| Directive |
Reproduce every row below word for word, leaving out the picture markers.

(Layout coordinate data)
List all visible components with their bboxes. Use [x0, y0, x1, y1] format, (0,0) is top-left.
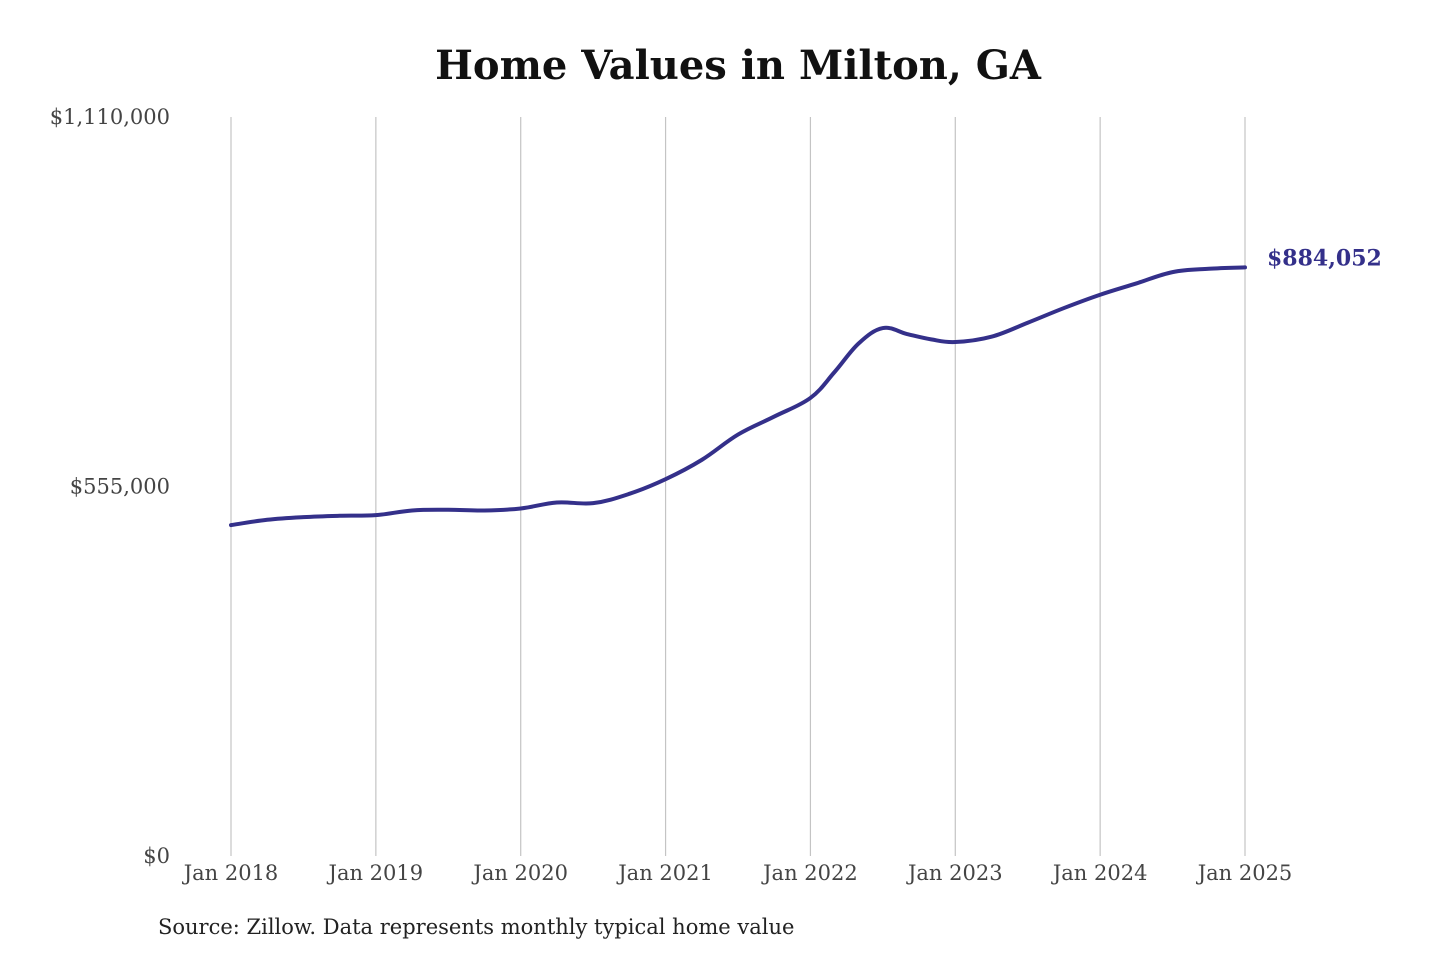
- y-tick-label: $1,110,000: [50, 105, 170, 129]
- x-tick-label: Jan 2018: [182, 861, 279, 885]
- x-tick-label: Jan 2021: [616, 861, 713, 885]
- source-note: Source: Zillow. Data represents monthly …: [158, 915, 795, 939]
- x-tick-label: Jan 2019: [327, 861, 424, 885]
- gridlines: [230, 117, 1246, 856]
- chart-title: Home Values in Milton, GA: [435, 42, 1041, 89]
- y-axis: $0 $555,000 $1,110,000: [50, 105, 170, 868]
- x-tick-label: Jan 2022: [761, 861, 858, 885]
- x-tick-label: Jan 2023: [906, 861, 1003, 885]
- end-value-label: $884,052: [1267, 245, 1382, 271]
- x-tick-label: Jan 2024: [1051, 861, 1148, 885]
- x-tick-label: Jan 2020: [471, 861, 568, 885]
- series-line: [229, 265, 1247, 528]
- y-tick-label: $555,000: [70, 475, 170, 499]
- y-tick-label: $0: [143, 844, 170, 868]
- x-axis: Jan 2018 Jan 2019 Jan 2020 Jan 2021 Jan 2022…: [182, 861, 1293, 885]
- series-layer: $884,052: [229, 245, 1382, 528]
- x-tick-label: Jan 2025: [1196, 861, 1293, 885]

| Answer to this task |
List all visible components with their bboxes. Use [x0, y0, x1, y1] format, (0,0) is top-left.
- y-tick-label: $1,110,000: [50, 105, 170, 129]
- x-tick-label: Jan 2018: [182, 861, 279, 885]
- x-tick-label: Jan 2021: [616, 861, 713, 885]
- source-note: Source: Zillow. Data represents monthly …: [158, 915, 795, 939]
- x-tick-label: Jan 2019: [327, 861, 424, 885]
- gridlines: [230, 117, 1246, 856]
- chart-title: Home Values in Milton, GA: [435, 42, 1041, 89]
- y-axis: $0 $555,000 $1,110,000: [50, 105, 170, 868]
- x-tick-label: Jan 2022: [761, 861, 858, 885]
- x-tick-label: Jan 2023: [906, 861, 1003, 885]
- end-value-label: $884,052: [1267, 245, 1382, 271]
- x-tick-label: Jan 2024: [1051, 861, 1148, 885]
- x-tick-label: Jan 2020: [471, 861, 568, 885]
- series-line: [229, 265, 1247, 528]
- y-tick-label: $555,000: [70, 475, 170, 499]
- y-tick-label: $0: [143, 844, 170, 868]
- x-axis: Jan 2018 Jan 2019 Jan 2020 Jan 2021 Jan 2022…: [182, 861, 1293, 885]
- series-layer: $884,052: [229, 245, 1382, 528]
- x-tick-label: Jan 2025: [1196, 861, 1293, 885]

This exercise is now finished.